■ **What is needed**:
State the count of lines below in which the word "with" appears, and add nothing.

───

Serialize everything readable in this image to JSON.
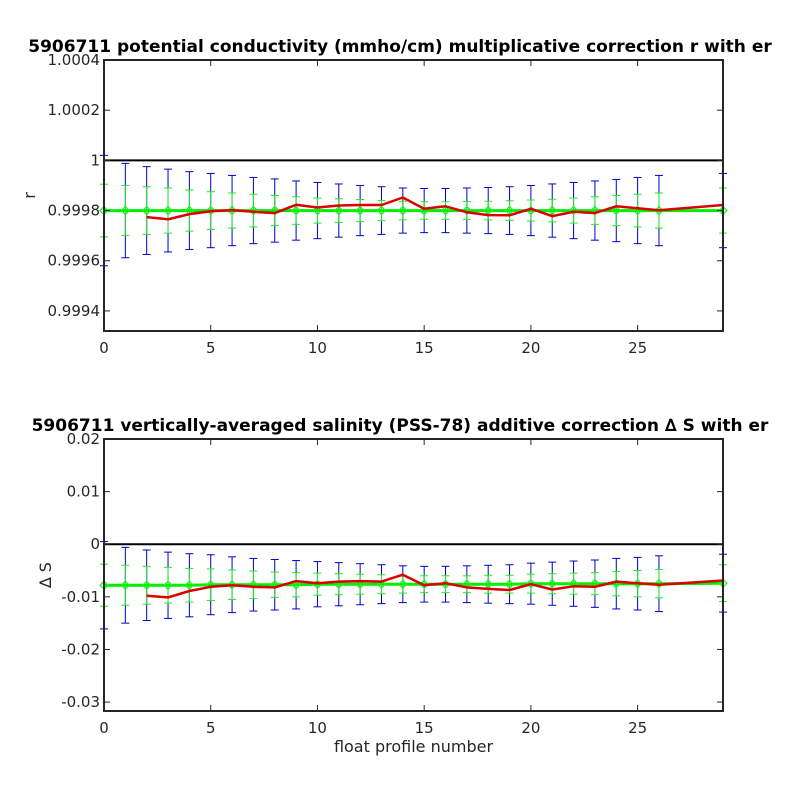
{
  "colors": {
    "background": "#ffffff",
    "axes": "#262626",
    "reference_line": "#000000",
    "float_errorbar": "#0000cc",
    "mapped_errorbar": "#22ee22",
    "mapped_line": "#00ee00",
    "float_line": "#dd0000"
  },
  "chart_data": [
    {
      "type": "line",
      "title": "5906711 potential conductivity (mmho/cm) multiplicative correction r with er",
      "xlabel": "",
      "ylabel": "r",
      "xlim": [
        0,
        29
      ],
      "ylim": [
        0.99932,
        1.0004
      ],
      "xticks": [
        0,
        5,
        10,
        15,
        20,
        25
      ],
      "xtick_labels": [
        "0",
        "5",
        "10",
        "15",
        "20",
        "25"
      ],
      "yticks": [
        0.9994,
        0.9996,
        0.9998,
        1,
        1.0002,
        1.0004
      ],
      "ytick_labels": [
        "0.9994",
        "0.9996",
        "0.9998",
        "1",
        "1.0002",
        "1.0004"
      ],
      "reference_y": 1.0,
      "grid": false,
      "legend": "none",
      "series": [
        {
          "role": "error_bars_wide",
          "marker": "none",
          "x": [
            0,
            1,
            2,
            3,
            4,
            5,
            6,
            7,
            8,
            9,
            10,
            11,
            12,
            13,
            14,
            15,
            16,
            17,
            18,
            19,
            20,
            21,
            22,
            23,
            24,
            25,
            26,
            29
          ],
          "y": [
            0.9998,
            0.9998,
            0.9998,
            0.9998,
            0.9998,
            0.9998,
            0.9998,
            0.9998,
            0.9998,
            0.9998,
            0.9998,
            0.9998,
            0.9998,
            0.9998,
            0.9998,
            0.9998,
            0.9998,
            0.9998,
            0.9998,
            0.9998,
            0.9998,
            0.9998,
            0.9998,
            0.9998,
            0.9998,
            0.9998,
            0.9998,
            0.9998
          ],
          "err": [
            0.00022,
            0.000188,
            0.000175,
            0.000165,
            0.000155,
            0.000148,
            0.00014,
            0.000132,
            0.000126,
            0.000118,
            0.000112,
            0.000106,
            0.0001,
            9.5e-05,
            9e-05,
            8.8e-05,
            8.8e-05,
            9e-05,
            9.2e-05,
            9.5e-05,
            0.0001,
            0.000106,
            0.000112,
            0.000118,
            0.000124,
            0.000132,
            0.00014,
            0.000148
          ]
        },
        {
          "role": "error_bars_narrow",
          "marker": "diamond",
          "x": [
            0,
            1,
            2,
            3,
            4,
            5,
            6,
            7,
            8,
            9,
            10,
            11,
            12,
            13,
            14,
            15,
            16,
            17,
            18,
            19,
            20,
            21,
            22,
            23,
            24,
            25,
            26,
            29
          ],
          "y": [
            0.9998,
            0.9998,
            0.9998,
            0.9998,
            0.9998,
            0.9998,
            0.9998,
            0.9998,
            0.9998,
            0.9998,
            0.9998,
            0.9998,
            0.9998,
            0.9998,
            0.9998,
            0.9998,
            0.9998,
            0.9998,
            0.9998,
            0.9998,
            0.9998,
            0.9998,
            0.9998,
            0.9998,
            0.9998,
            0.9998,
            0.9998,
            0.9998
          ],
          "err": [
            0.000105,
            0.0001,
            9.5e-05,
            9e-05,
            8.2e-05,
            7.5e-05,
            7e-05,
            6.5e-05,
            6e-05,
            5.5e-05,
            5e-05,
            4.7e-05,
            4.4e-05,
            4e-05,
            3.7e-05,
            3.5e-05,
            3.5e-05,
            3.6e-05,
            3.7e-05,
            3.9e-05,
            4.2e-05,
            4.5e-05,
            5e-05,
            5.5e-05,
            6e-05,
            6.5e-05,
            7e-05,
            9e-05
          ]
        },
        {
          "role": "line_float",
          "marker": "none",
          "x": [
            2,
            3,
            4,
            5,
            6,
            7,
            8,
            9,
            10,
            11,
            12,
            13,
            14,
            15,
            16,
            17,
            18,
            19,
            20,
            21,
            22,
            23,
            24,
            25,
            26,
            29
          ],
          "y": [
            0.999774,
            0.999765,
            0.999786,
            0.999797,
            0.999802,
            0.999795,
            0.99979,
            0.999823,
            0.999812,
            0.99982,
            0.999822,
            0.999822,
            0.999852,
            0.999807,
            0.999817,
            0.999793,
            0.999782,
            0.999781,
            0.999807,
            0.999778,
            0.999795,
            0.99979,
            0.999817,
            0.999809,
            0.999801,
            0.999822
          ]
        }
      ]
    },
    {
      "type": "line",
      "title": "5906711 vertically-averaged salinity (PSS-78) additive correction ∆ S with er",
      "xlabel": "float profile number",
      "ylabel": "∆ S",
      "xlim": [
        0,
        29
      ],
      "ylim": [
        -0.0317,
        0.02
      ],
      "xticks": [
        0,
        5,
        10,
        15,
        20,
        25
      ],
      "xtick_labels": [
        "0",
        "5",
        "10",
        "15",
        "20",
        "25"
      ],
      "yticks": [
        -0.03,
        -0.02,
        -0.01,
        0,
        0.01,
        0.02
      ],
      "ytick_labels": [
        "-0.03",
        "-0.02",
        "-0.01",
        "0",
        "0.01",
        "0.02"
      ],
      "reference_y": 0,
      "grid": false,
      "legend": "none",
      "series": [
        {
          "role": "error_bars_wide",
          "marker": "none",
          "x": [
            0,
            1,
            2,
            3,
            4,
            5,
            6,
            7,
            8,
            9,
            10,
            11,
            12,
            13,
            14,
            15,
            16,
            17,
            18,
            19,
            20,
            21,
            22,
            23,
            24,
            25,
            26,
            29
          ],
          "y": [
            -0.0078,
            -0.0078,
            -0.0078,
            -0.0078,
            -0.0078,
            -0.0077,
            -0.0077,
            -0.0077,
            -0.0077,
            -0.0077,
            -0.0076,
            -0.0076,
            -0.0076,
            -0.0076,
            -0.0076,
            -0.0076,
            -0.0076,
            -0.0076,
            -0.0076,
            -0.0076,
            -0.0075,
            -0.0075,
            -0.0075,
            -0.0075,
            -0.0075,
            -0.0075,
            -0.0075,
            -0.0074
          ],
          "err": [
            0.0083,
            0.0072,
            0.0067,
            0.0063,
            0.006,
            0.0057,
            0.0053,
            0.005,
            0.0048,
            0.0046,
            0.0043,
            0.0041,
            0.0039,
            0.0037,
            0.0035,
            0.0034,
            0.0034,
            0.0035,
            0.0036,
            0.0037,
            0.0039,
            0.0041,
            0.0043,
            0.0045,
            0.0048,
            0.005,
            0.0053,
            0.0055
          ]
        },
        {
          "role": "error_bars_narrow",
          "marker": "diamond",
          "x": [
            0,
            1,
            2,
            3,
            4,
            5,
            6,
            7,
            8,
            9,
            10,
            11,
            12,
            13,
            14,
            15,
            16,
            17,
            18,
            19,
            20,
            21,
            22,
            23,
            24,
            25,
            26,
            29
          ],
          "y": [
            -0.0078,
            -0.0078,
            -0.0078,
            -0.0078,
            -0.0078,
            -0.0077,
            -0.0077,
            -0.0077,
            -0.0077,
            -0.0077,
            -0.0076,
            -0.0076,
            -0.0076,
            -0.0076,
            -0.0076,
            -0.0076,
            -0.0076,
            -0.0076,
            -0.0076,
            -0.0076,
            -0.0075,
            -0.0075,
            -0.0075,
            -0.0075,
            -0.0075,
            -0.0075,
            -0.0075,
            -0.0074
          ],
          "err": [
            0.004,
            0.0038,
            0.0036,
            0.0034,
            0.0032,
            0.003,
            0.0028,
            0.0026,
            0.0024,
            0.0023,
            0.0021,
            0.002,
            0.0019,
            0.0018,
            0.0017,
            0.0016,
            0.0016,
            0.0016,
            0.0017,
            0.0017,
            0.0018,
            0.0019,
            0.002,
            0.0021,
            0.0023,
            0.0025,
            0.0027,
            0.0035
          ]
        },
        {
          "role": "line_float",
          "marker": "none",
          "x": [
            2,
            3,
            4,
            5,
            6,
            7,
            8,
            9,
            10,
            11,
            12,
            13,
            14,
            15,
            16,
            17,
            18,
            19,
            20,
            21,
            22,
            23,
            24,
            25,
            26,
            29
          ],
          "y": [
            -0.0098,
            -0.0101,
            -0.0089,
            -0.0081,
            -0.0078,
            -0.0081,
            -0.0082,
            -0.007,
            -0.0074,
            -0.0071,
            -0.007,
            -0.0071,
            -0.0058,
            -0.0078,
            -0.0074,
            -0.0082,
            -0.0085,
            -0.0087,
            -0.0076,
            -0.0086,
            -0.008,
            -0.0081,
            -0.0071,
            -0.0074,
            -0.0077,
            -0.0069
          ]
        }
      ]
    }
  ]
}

───

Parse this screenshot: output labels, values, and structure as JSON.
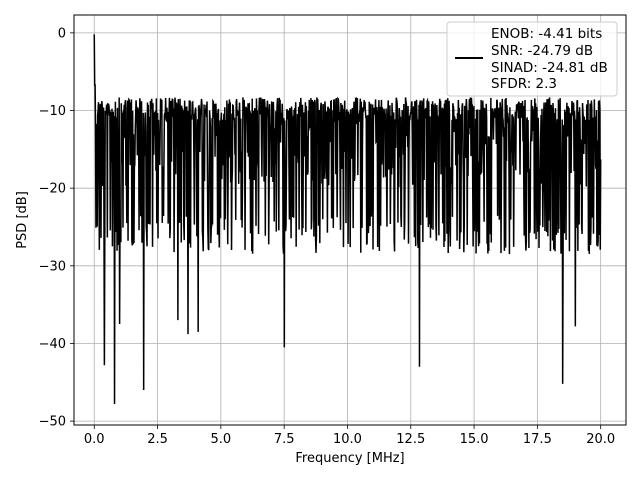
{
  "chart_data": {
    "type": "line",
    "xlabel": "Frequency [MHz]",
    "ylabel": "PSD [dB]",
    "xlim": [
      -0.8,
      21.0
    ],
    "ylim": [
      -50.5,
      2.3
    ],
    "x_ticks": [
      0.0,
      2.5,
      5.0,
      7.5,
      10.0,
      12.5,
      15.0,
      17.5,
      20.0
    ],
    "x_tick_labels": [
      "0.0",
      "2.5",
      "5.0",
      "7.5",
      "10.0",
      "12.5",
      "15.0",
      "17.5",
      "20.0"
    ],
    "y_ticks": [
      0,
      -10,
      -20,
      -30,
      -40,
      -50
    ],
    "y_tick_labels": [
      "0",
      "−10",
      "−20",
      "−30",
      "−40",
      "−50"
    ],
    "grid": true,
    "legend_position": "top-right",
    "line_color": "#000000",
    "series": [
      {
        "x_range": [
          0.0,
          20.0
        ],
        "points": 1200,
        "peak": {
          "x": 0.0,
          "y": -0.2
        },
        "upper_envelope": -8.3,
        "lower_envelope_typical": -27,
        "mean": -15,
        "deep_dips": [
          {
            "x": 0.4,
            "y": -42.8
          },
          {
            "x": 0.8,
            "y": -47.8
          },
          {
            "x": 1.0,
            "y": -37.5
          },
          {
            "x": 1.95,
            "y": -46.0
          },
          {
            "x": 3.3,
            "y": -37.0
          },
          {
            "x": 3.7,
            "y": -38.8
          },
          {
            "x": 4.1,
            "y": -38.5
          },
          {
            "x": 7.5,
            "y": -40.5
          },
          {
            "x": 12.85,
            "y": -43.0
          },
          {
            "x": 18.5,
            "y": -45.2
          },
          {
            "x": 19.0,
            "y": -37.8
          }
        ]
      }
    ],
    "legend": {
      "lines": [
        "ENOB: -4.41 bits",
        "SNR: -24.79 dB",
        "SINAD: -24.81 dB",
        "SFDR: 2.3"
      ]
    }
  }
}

───

■ **Exercise result**:
2